> **DESCRIPTION OF THE TASK**
Rewrite the data below with every occurrence of "Patent image size" replaced by "Drawing dimensions", keeping everything else unchanged. Leave out the pictures.

> **TASK DATA**

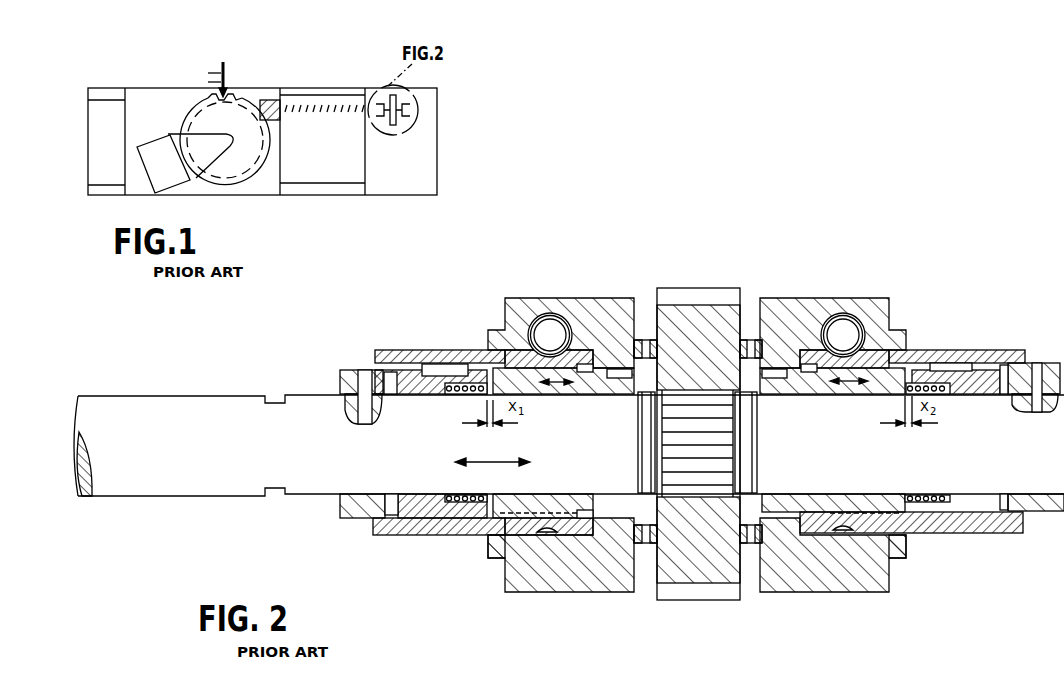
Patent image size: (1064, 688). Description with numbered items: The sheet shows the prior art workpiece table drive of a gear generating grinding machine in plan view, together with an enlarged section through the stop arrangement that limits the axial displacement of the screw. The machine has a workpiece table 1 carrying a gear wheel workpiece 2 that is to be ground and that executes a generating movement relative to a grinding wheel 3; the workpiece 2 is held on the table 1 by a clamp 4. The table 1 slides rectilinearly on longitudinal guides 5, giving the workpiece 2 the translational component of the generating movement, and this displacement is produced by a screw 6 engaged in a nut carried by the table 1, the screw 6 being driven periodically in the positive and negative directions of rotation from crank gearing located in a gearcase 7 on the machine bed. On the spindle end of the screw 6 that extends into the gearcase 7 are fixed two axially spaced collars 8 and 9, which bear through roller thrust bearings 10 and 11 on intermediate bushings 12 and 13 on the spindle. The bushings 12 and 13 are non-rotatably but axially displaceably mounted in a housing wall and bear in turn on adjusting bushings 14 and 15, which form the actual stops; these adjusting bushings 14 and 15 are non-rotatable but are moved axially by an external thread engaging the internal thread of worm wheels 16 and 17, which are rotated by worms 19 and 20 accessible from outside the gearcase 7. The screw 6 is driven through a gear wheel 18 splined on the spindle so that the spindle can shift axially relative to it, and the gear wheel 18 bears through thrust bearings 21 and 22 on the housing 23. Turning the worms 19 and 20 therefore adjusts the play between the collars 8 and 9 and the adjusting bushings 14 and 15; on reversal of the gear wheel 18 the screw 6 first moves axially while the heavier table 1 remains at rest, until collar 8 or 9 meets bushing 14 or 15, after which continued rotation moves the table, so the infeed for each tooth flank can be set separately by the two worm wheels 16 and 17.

In FIG. 1, the workpiece table 1 is at (270, 98).
In FIG. 1, the gear wheel workpiece 2 is at (232, 97).
In FIG. 1, the grinding wheel 3 is at (221, 64).
In FIG. 1, the clamp 4 is at (158, 155).
In FIG. 1, the longitudinal guides 5 is at (312, 95).
In FIG. 1, the screw 6 is at (337, 108).
In FIG. 2, the screw 6 is at (308, 477).
In FIG. 1, the gearcase 7 is at (418, 135).
In FIG. 2, the collar 8 is at (352, 510).
In FIG. 2, the collar 9 is at (1048, 368).
In FIG. 2, the roller thrust bearing 10 is at (392, 505).
In FIG. 2, the roller thrust bearing 11 is at (1007, 507).
In FIG. 2, the intermediate bushing 12 is at (427, 507).
In FIG. 2, the intermediate bushing 13 is at (970, 500).
In FIG. 2, the adjusting bushing 14 is at (535, 502).
In FIG. 2, the adjusting bushing 15 is at (832, 502).
In FIG. 2, the worm wheel 16 is at (575, 525).
In FIG. 2, the worm wheel 17 is at (878, 525).
In FIG. 2, the gear wheel 18 is at (698, 565).
In FIG. 2, the worm 19 is at (552, 332).
In FIG. 2, the worm 20 is at (841, 332).
In FIG. 2, the thrust bearing 21 is at (647, 530).
In FIG. 2, the thrust bearing 22 is at (750, 540).
In FIG. 2, the housing 23 is at (608, 560).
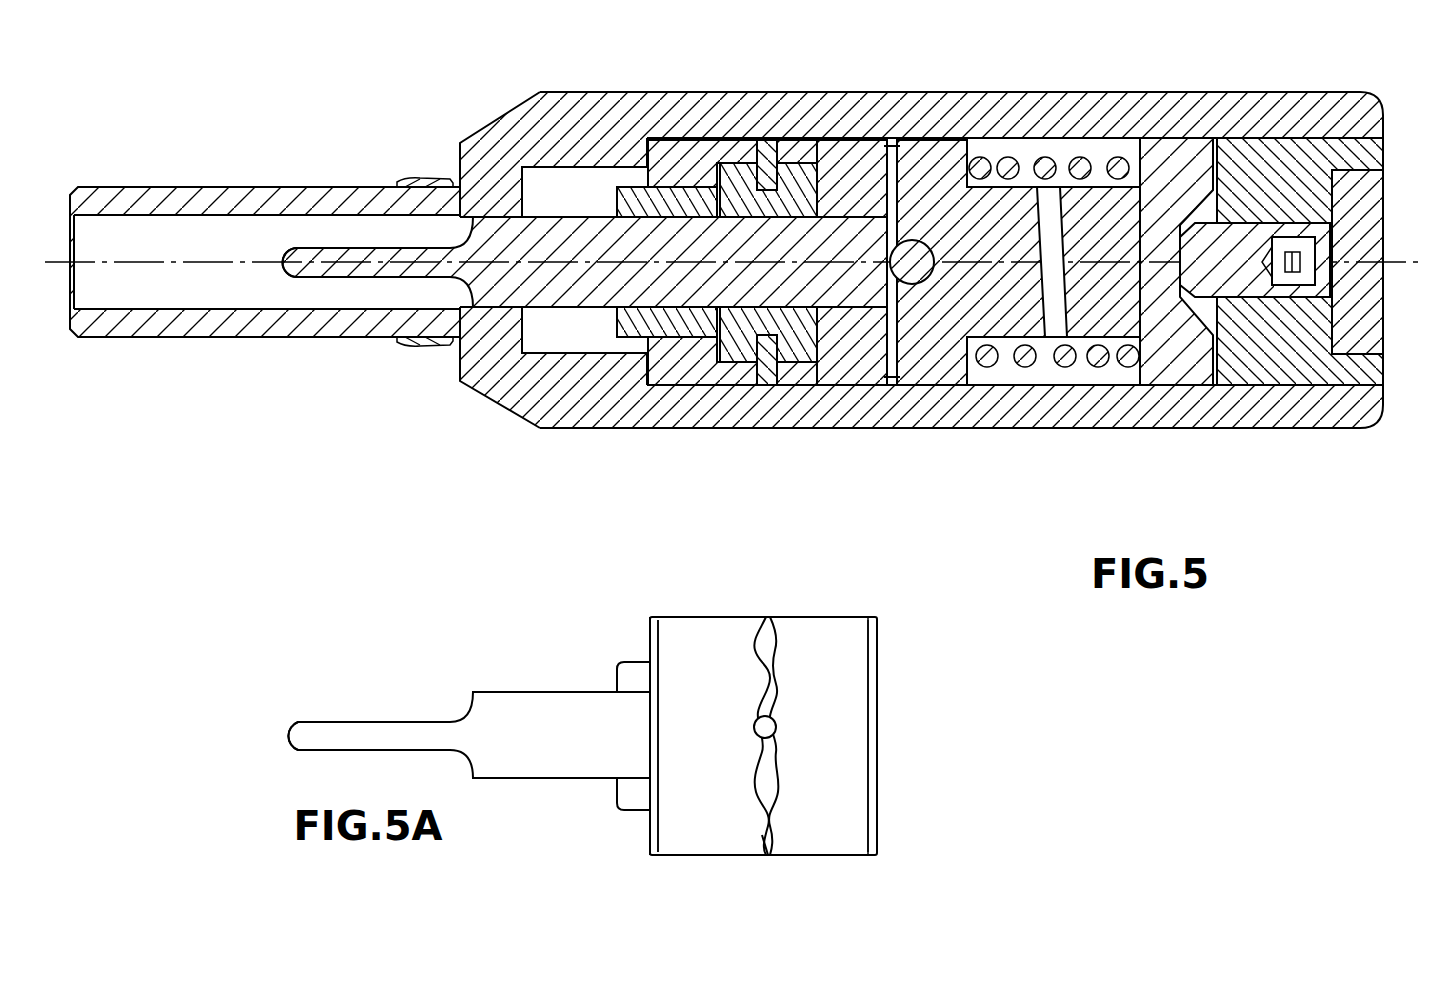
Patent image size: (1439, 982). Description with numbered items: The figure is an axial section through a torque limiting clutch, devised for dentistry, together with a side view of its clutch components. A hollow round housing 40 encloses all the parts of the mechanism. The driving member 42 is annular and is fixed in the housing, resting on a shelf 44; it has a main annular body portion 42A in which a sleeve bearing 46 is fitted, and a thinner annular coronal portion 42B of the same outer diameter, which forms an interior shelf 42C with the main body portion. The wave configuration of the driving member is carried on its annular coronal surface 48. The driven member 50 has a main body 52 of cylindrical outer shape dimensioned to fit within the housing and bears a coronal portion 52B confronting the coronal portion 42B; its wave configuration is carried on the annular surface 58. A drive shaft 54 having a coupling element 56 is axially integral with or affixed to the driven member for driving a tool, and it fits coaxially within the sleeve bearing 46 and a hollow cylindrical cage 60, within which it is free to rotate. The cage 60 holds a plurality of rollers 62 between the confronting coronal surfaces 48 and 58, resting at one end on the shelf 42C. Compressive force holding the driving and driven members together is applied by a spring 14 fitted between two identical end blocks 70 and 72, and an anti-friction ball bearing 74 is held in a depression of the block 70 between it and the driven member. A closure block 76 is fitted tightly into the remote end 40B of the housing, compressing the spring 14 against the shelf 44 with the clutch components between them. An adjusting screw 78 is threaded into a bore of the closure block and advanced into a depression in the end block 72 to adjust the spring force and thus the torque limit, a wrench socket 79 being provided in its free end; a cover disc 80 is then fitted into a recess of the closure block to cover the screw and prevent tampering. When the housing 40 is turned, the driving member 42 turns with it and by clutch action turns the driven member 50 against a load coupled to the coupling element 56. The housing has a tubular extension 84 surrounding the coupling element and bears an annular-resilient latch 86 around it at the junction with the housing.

In FIG. 5, the spring 14 is at (1063, 360).
In FIG. 5, the housing 40 is at (933, 430).
In FIG. 5, the remote end of the housing 40B is at (1335, 385).
In FIG. 5, the driving member 42 is at (685, 372).
In FIG. 5A, the driving member 42 is at (735, 612).
In FIG. 5, the main annular body portion 42A is at (685, 160).
In FIG. 5A, the main annular body portion 42A is at (705, 642).
In FIG. 5, the coronal portion 42B is at (750, 165).
In FIG. 5A, the coronal portion 42B is at (752, 613).
In FIG. 5, the interior shelf 42C is at (703, 170).
In FIG. 5, the shelf 44 is at (640, 190).
In FIG. 5, the sleeve bearing 46 is at (523, 390).
In FIG. 5A, the sleeve bearing 46 is at (633, 675).
In FIG. 5A, the annular coronal surface 48 is at (770, 853).
In FIG. 5A, the driven member 50 is at (843, 615).
In FIG. 5A, the main body 52 is at (848, 793).
In FIG. 5A, the coronal portion 52B is at (803, 855).
In FIG. 5, the drive shaft 54 is at (572, 215).
In FIG. 5A, the drive shaft 54 is at (537, 700).
In FIG. 5, the coupling element 56 is at (298, 277).
In FIG. 5A, the coupling element 56 is at (296, 720).
In FIG. 5A, the annular surface 58 is at (763, 620).
In FIG. 5, the cage 60 is at (815, 168).
In FIG. 5, the rollers 62 is at (768, 373).
In FIG. 5A, the rollers 62 is at (767, 727).
In FIG. 5, the end block 70 is at (967, 187).
In FIG. 5, the end block 72 is at (1168, 160).
In FIG. 5, the anti-friction ball bearing 74 is at (925, 245).
In FIG. 5, the closure block 76 is at (1300, 150).
In FIG. 5, the adjusting screw 78 is at (1240, 225).
In FIG. 5, the wrench socket 79 is at (1300, 290).
In FIG. 5, the cover disc 80 is at (1362, 175).
In FIG. 5, the tubular extension 84 is at (270, 195).
In FIG. 5, the annular-resilient latch 86 is at (420, 180).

> **SOLUTION FOR THIS TASK**
Drawing dimensions: (1064, 688). Description with numbered items: The sheet shows the prior art workpiece table drive of a gear generating grinding machine in plan view, together with an enlarged section through the stop arrangement that limits the axial displacement of the screw. The machine has a workpiece table 1 carrying a gear wheel workpiece 2 that is to be ground and that executes a generating movement relative to a grinding wheel 3; the workpiece 2 is held on the table 1 by a clamp 4. The table 1 slides rectilinearly on longitudinal guides 5, giving the workpiece 2 the translational component of the generating movement, and this displacement is produced by a screw 6 engaged in a nut carried by the table 1, the screw 6 being driven periodically in the positive and negative directions of rotation from crank gearing located in a gearcase 7 on the machine bed. On the spindle end of the screw 6 that extends into the gearcase 7 are fixed two axially spaced collars 8 and 9, which bear through roller thrust bearings 10 and 11 on intermediate bushings 12 and 13 on the spindle. The bushings 12 and 13 are non-rotatably but axially displaceably mounted in a housing wall and bear in turn on adjusting bushings 14 and 15, which form the actual stops; these adjusting bushings 14 and 15 are non-rotatable but are moved axially by an external thread engaging the internal thread of worm wheels 16 and 17, which are rotated by worms 19 and 20 accessible from outside the gearcase 7. The screw 6 is driven through a gear wheel 18 splined on the spindle so that the spindle can shift axially relative to it, and the gear wheel 18 bears through thrust bearings 21 and 22 on the housing 23. Turning the worms 19 and 20 therefore adjusts the play between the collars 8 and 9 and the adjusting bushings 14 and 15; on reversal of the gear wheel 18 the screw 6 first moves axially while the heavier table 1 remains at rest, until collar 8 or 9 meets bushing 14 or 15, after which continued rotation moves the table, so the infeed for each tooth flank can be set separately by the two worm wheels 16 and 17.

In FIG. 1, the workpiece table 1 is at (270, 98).
In FIG. 1, the gear wheel workpiece 2 is at (232, 97).
In FIG. 1, the grinding wheel 3 is at (221, 64).
In FIG. 1, the clamp 4 is at (158, 155).
In FIG. 1, the longitudinal guides 5 is at (312, 95).
In FIG. 1, the screw 6 is at (337, 108).
In FIG. 2, the screw 6 is at (308, 477).
In FIG. 1, the gearcase 7 is at (418, 135).
In FIG. 2, the collar 8 is at (352, 510).
In FIG. 2, the collar 9 is at (1048, 368).
In FIG. 2, the roller thrust bearing 10 is at (392, 505).
In FIG. 2, the roller thrust bearing 11 is at (1007, 507).
In FIG. 2, the intermediate bushing 12 is at (427, 507).
In FIG. 2, the intermediate bushing 13 is at (970, 500).
In FIG. 2, the adjusting bushing 14 is at (535, 502).
In FIG. 2, the adjusting bushing 15 is at (832, 502).
In FIG. 2, the worm wheel 16 is at (575, 525).
In FIG. 2, the worm wheel 17 is at (878, 525).
In FIG. 2, the gear wheel 18 is at (698, 565).
In FIG. 2, the worm 19 is at (552, 332).
In FIG. 2, the worm 20 is at (841, 332).
In FIG. 2, the thrust bearing 21 is at (647, 530).
In FIG. 2, the thrust bearing 22 is at (750, 540).
In FIG. 2, the housing 23 is at (608, 560).
Drawing dimensions: (1439, 982). Description with numbered items: The figure is an axial section through a torque limiting clutch, devised for dentistry, together with a side view of its clutch components. A hollow round housing 40 encloses all the parts of the mechanism. The driving member 42 is annular and is fixed in the housing, resting on a shelf 44; it has a main annular body portion 42A in which a sleeve bearing 46 is fitted, and a thinner annular coronal portion 42B of the same outer diameter, which forms an interior shelf 42C with the main body portion. The wave configuration of the driving member is carried on its annular coronal surface 48. The driven member 50 has a main body 52 of cylindrical outer shape dimensioned to fit within the housing and bears a coronal portion 52B confronting the coronal portion 42B; its wave configuration is carried on the annular surface 58. A drive shaft 54 having a coupling element 56 is axially integral with or affixed to the driven member for driving a tool, and it fits coaxially within the sleeve bearing 46 and a hollow cylindrical cage 60, within which it is free to rotate. The cage 60 holds a plurality of rollers 62 between the confronting coronal surfaces 48 and 58, resting at one end on the shelf 42C. Compressive force holding the driving and driven members together is applied by a spring 14 fitted between two identical end blocks 70 and 72, and an anti-friction ball bearing 74 is held in a depression of the block 70 between it and the driven member. A closure block 76 is fitted tightly into the remote end 40B of the housing, compressing the spring 14 against the shelf 44 with the clutch components between them. An adjusting screw 78 is threaded into a bore of the closure block and advanced into a depression in the end block 72 to adjust the spring force and thus the torque limit, a wrench socket 79 being provided in its free end; a cover disc 80 is then fitted into a recess of the closure block to cover the screw and prevent tampering. When the housing 40 is turned, the driving member 42 turns with it and by clutch action turns the driven member 50 against a load coupled to the coupling element 56. The housing has a tubular extension 84 surrounding the coupling element and bears an annular-resilient latch 86 around it at the junction with the housing.

In FIG. 5, the spring 14 is at (1063, 360).
In FIG. 5, the housing 40 is at (933, 430).
In FIG. 5, the remote end of the housing 40B is at (1335, 385).
In FIG. 5, the driving member 42 is at (685, 372).
In FIG. 5A, the driving member 42 is at (735, 612).
In FIG. 5, the main annular body portion 42A is at (685, 160).
In FIG. 5A, the main annular body portion 42A is at (705, 642).
In FIG. 5, the coronal portion 42B is at (750, 165).
In FIG. 5A, the coronal portion 42B is at (752, 613).
In FIG. 5, the interior shelf 42C is at (703, 170).
In FIG. 5, the shelf 44 is at (640, 190).
In FIG. 5, the sleeve bearing 46 is at (523, 390).
In FIG. 5A, the sleeve bearing 46 is at (633, 675).
In FIG. 5A, the annular coronal surface 48 is at (770, 853).
In FIG. 5A, the driven member 50 is at (843, 615).
In FIG. 5A, the main body 52 is at (848, 793).
In FIG. 5A, the coronal portion 52B is at (803, 855).
In FIG. 5, the drive shaft 54 is at (572, 215).
In FIG. 5A, the drive shaft 54 is at (537, 700).
In FIG. 5, the coupling element 56 is at (298, 277).
In FIG. 5A, the coupling element 56 is at (296, 720).
In FIG. 5A, the annular surface 58 is at (763, 620).
In FIG. 5, the cage 60 is at (815, 168).
In FIG. 5, the rollers 62 is at (768, 373).
In FIG. 5A, the rollers 62 is at (767, 727).
In FIG. 5, the end block 70 is at (967, 187).
In FIG. 5, the end block 72 is at (1168, 160).
In FIG. 5, the anti-friction ball bearing 74 is at (925, 245).
In FIG. 5, the closure block 76 is at (1300, 150).
In FIG. 5, the adjusting screw 78 is at (1240, 225).
In FIG. 5, the wrench socket 79 is at (1300, 290).
In FIG. 5, the cover disc 80 is at (1362, 175).
In FIG. 5, the tubular extension 84 is at (270, 195).
In FIG. 5, the annular-resilient latch 86 is at (420, 180).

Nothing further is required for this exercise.